WHAT TO PRODUCE:
Scan the lines below for the word "Asymmetry". Copy each line you find it in.

Figure data in JSON:

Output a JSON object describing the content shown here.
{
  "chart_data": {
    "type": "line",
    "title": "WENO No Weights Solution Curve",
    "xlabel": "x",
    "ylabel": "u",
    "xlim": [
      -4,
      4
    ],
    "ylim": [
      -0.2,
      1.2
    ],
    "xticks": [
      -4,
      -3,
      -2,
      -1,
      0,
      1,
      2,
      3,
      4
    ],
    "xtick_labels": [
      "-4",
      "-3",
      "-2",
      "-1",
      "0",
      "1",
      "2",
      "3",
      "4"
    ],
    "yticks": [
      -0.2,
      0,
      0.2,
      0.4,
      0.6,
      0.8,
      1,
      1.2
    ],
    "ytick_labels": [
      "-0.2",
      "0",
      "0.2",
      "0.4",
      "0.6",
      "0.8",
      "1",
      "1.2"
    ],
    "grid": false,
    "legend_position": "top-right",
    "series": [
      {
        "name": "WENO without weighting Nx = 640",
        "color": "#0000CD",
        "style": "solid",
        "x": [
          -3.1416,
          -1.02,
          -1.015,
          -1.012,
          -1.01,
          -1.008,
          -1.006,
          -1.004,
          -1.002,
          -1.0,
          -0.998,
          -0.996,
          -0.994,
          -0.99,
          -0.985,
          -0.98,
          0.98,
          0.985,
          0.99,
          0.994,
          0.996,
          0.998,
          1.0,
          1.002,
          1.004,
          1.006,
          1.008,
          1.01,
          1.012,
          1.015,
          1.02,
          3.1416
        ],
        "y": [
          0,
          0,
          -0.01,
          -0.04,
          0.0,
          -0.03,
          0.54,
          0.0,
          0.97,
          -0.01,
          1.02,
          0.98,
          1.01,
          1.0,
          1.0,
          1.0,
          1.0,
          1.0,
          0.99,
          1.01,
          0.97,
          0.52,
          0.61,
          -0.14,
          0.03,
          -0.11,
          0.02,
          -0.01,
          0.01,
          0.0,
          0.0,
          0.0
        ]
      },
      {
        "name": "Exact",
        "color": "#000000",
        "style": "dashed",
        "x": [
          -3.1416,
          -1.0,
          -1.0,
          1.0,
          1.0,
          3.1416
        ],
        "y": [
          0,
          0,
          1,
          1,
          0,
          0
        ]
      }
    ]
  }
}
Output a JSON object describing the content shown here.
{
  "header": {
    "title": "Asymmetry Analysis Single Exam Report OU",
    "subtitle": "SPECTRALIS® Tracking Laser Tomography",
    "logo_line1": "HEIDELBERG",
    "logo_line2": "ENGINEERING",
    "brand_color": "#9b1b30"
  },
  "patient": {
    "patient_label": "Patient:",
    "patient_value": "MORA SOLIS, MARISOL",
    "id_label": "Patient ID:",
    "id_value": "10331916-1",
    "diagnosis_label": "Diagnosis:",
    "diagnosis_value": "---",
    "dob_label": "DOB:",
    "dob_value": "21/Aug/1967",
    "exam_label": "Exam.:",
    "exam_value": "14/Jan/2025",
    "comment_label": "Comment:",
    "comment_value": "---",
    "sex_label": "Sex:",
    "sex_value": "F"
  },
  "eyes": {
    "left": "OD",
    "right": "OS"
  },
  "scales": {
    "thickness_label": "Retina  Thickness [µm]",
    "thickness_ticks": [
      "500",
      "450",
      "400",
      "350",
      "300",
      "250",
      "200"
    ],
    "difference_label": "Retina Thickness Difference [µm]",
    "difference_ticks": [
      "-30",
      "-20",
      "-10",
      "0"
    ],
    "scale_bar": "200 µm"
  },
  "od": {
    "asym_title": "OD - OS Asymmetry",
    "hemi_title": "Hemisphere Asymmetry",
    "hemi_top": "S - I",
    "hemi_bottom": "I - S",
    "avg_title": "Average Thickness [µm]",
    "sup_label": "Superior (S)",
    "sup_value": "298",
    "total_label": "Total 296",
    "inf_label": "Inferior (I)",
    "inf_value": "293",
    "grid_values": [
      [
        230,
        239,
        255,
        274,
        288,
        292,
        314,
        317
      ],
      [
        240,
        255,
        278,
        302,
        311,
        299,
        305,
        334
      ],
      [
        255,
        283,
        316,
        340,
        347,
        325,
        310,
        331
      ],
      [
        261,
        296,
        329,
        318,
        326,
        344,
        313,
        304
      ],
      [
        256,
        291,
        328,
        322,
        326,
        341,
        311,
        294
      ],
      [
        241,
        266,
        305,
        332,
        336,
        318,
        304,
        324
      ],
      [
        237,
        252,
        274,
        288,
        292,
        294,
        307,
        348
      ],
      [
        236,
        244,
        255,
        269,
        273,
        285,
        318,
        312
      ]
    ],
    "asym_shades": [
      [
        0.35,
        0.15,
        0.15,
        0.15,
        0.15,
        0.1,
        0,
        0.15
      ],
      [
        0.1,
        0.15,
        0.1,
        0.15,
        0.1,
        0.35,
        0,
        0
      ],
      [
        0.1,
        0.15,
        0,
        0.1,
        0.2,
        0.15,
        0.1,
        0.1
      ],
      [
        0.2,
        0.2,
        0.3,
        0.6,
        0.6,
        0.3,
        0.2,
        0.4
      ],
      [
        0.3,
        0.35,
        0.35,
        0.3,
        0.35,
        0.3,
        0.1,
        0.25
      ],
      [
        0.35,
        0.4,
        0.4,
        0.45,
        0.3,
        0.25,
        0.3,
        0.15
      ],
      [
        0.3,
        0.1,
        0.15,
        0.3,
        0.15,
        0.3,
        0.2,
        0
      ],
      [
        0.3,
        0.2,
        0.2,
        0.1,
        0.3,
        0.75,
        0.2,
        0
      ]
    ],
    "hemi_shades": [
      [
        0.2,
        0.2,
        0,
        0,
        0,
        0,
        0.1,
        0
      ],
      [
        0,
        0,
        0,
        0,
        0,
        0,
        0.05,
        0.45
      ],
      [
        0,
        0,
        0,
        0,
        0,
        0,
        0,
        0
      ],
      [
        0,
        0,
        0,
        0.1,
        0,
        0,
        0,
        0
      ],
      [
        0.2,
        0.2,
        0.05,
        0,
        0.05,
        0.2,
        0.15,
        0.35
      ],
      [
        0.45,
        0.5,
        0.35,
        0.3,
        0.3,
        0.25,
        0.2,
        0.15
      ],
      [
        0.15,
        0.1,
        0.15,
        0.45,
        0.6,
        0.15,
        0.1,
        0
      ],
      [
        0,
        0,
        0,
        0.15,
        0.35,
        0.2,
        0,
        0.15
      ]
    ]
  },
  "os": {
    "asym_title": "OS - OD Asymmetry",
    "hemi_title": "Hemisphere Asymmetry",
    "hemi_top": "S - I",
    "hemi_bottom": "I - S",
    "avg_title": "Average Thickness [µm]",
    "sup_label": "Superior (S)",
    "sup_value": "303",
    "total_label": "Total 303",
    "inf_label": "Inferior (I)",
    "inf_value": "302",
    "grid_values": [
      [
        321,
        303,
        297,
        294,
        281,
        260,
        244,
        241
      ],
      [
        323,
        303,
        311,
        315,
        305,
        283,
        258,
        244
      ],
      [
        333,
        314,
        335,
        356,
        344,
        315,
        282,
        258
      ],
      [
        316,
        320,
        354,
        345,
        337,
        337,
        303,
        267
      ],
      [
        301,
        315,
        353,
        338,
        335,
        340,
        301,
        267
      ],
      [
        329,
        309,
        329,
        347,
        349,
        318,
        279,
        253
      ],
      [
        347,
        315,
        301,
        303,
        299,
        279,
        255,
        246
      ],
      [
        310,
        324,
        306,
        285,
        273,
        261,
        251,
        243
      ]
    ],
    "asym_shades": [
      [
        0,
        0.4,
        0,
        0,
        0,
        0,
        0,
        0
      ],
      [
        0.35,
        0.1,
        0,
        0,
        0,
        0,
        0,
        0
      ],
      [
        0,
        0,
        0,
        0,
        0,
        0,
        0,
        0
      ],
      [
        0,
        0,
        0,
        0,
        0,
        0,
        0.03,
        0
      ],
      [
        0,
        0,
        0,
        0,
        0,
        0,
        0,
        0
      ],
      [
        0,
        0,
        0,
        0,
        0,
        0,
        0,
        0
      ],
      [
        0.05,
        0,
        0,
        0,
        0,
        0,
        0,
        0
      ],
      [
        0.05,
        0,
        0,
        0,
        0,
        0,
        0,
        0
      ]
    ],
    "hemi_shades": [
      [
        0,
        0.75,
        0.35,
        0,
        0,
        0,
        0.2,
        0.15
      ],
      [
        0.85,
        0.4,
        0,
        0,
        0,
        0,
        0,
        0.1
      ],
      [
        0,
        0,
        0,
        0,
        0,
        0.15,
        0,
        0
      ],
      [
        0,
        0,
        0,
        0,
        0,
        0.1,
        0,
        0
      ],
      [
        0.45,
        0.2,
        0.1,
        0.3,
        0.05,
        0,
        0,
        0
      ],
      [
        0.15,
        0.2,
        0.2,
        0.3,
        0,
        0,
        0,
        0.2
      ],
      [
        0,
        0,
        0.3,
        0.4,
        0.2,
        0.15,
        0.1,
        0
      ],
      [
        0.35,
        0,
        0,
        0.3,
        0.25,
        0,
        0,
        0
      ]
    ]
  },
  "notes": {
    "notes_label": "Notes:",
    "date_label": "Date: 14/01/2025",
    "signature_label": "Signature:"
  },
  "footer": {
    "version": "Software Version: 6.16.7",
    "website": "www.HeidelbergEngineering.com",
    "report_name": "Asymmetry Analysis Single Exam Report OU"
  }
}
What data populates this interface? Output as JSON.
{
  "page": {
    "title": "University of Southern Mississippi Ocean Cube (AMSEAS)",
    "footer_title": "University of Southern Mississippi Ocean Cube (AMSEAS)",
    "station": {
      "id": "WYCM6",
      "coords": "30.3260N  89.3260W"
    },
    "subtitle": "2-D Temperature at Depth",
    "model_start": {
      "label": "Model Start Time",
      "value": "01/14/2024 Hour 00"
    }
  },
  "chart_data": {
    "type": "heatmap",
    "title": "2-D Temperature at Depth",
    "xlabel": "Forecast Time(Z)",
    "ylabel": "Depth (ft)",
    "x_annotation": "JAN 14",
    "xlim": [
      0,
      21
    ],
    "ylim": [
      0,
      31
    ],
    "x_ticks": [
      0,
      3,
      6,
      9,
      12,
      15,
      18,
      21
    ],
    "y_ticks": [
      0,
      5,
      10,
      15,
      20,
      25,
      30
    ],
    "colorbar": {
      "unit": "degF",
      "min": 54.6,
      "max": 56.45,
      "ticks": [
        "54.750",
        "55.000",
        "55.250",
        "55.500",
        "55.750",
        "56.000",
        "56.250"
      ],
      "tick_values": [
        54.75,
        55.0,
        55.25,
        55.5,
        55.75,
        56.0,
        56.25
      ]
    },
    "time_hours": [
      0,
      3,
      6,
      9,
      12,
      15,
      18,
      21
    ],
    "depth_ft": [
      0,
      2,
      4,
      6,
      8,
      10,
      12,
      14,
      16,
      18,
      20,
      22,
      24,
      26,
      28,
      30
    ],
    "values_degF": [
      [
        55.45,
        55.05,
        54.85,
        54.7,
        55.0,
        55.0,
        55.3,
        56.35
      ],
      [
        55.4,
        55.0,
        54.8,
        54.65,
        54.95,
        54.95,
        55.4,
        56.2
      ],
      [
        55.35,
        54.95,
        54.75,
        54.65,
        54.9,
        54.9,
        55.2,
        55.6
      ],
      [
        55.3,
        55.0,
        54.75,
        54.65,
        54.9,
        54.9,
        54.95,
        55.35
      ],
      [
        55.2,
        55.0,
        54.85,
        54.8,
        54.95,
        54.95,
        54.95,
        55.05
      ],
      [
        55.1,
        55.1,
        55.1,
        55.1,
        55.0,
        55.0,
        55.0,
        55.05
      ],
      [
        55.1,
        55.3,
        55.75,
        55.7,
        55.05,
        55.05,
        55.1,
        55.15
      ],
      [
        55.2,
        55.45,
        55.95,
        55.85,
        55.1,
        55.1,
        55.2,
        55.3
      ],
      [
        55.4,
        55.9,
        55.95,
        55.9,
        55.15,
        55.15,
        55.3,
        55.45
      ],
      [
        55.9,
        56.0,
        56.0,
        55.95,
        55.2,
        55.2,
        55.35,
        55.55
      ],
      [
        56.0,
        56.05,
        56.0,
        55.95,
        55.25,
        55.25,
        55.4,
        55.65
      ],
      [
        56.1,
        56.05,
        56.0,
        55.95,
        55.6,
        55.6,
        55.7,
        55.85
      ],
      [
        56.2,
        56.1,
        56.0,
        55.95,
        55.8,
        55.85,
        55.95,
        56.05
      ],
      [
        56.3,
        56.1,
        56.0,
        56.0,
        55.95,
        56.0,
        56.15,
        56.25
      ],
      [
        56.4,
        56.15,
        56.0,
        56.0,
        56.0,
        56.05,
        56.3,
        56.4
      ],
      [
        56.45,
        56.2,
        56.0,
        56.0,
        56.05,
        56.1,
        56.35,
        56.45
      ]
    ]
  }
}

RESULT OF THE TASK:
    "title": "Asymmetry Analysis Single Exam Report OU",
    "asym_title": "OD - OS Asymmetry",
    "hemi_title": "Hemisphere Asymmetry",
    "asym_title": "OS - OD Asymmetry",
    "hemi_title": "Hemisphere Asymmetry",
    "report_name": "Asymmetry Analysis Single Exam Report OU"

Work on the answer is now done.